Look for the string "this" in the lines and copy each line that has it.

**** RECORD EXCERPTS

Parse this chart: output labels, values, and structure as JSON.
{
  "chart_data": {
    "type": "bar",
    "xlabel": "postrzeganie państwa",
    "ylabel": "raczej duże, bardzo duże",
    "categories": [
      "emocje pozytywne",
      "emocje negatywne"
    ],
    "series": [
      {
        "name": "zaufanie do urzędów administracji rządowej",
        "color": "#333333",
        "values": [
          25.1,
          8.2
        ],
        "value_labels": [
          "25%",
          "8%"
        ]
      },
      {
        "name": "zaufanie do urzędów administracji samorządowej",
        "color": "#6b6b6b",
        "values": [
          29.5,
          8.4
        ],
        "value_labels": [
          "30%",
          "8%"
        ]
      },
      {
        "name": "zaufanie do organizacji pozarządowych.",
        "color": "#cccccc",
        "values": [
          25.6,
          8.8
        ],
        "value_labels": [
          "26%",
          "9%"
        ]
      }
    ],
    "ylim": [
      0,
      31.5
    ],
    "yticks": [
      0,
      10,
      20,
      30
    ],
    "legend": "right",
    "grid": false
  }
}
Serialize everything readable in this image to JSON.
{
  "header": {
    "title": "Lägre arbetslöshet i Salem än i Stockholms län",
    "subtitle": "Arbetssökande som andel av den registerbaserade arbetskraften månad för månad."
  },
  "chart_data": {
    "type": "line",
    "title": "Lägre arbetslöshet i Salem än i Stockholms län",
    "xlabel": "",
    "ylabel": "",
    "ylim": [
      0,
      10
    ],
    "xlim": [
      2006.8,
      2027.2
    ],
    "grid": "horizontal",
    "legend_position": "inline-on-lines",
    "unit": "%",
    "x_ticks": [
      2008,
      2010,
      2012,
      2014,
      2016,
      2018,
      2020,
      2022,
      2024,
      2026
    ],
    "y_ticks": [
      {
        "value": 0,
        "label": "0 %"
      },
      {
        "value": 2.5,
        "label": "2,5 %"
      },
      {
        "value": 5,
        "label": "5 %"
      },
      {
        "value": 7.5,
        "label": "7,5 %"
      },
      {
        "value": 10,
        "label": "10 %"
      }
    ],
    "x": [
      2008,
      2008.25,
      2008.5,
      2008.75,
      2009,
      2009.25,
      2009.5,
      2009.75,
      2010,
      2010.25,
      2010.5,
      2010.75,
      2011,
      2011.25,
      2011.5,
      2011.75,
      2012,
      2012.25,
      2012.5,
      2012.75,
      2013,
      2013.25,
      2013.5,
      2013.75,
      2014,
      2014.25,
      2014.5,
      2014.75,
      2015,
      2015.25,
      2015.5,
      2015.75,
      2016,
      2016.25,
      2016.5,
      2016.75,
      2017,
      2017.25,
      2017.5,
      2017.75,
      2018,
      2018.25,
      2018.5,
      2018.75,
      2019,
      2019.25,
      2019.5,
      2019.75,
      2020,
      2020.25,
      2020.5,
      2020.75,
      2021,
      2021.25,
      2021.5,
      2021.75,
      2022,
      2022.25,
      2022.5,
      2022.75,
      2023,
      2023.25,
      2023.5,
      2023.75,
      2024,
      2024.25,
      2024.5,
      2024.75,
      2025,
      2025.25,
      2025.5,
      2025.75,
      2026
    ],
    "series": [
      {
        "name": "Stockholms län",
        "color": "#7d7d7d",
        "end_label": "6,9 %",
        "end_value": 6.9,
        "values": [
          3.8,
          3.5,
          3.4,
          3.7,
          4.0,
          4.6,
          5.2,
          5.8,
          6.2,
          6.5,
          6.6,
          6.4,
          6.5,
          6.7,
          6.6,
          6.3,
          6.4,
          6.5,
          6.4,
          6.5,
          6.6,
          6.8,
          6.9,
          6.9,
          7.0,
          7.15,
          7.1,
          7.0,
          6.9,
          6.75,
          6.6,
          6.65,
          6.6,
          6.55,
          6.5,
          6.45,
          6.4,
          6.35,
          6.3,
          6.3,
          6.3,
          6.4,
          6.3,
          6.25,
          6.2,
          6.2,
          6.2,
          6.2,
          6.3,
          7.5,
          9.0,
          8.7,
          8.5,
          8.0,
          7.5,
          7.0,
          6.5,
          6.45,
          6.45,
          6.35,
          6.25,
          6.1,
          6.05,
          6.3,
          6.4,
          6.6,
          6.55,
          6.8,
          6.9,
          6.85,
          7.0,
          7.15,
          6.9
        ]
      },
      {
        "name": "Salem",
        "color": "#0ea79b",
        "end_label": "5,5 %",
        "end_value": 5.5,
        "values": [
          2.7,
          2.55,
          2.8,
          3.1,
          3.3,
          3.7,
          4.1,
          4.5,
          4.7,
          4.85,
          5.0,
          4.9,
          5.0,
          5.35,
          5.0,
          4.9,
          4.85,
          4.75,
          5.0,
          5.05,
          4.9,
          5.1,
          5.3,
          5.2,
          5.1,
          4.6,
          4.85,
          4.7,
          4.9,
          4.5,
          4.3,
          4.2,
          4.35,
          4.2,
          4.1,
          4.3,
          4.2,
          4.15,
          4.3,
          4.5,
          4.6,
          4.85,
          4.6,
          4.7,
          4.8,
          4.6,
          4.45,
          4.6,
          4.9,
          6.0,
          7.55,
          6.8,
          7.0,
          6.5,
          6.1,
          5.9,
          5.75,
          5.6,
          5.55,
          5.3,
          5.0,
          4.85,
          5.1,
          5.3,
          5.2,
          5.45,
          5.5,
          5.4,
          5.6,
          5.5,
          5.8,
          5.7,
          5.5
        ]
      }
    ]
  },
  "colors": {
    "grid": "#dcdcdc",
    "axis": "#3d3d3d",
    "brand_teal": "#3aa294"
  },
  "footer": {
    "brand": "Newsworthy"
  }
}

********

ANSWER TO THE TASK:
Parse this chart: output labels, values, and structure as JSON.
Serialize everything readable in this image to JSON.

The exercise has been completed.